(TASK DATA)
==============================

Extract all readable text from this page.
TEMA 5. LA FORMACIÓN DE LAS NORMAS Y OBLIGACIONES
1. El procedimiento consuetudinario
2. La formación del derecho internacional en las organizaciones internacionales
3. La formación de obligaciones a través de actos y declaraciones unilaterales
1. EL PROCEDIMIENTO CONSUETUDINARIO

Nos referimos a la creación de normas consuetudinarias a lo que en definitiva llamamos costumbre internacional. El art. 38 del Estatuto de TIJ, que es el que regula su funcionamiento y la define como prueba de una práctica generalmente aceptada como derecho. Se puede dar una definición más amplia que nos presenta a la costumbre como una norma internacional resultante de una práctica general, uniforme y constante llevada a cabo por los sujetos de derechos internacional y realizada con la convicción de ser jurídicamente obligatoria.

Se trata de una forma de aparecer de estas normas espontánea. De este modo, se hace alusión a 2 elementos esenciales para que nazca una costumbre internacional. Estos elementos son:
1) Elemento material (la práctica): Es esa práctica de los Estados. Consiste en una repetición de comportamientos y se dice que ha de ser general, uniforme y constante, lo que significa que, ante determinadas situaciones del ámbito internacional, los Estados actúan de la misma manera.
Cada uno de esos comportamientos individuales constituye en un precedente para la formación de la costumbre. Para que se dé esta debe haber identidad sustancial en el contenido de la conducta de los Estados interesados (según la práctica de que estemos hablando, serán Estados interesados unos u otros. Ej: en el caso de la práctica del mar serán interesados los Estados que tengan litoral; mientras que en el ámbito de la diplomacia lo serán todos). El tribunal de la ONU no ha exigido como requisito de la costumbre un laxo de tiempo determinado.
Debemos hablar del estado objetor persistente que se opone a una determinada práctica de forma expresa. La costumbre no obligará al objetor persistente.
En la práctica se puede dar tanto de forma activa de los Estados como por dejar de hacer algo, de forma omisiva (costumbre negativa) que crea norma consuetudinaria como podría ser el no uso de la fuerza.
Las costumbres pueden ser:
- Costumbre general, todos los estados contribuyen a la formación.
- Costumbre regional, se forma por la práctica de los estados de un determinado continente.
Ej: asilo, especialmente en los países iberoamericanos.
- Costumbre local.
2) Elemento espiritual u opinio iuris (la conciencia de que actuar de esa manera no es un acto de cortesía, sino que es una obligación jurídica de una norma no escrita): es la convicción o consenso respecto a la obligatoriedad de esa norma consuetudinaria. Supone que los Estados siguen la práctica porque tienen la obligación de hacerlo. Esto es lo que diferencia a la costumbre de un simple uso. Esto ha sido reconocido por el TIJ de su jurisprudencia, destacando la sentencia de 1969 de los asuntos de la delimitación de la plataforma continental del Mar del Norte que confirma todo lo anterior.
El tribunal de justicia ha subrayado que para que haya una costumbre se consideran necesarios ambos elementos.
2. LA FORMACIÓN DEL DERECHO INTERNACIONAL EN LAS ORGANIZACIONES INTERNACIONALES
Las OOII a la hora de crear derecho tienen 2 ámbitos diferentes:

==============================

(GIVEN INSTRUCTION)
Go through the records and pull out each line that includes the word "para".

(ANSWER TO THE PROBLEM)
Se trata de una forma de aparecer de estas normas espontánea. De este modo, se hace alusión a 2 elementos esenciales para que nazca una costumbre internacional. Estos elementos son:
Cada uno de esos comportamientos individuales constituye en un precedente para la formación de la costumbre. Para que se dé esta debe haber identidad sustancial en el contenido de la conducta de los Estados interesados (según la práctica de que estemos hablando, serán Estados interesados unos u otros. Ej: en el caso de la práctica del mar serán interesados los Estados que tengan litoral; mientras que en el ámbito de la diplomacia lo serán todos). El tribunal de la ONU no ha exigido como requisito de la costumbre un laxo de tiempo determinado.
El tribunal de justicia ha subrayado que para que haya una costumbre se consideran necesarios ambos elementos.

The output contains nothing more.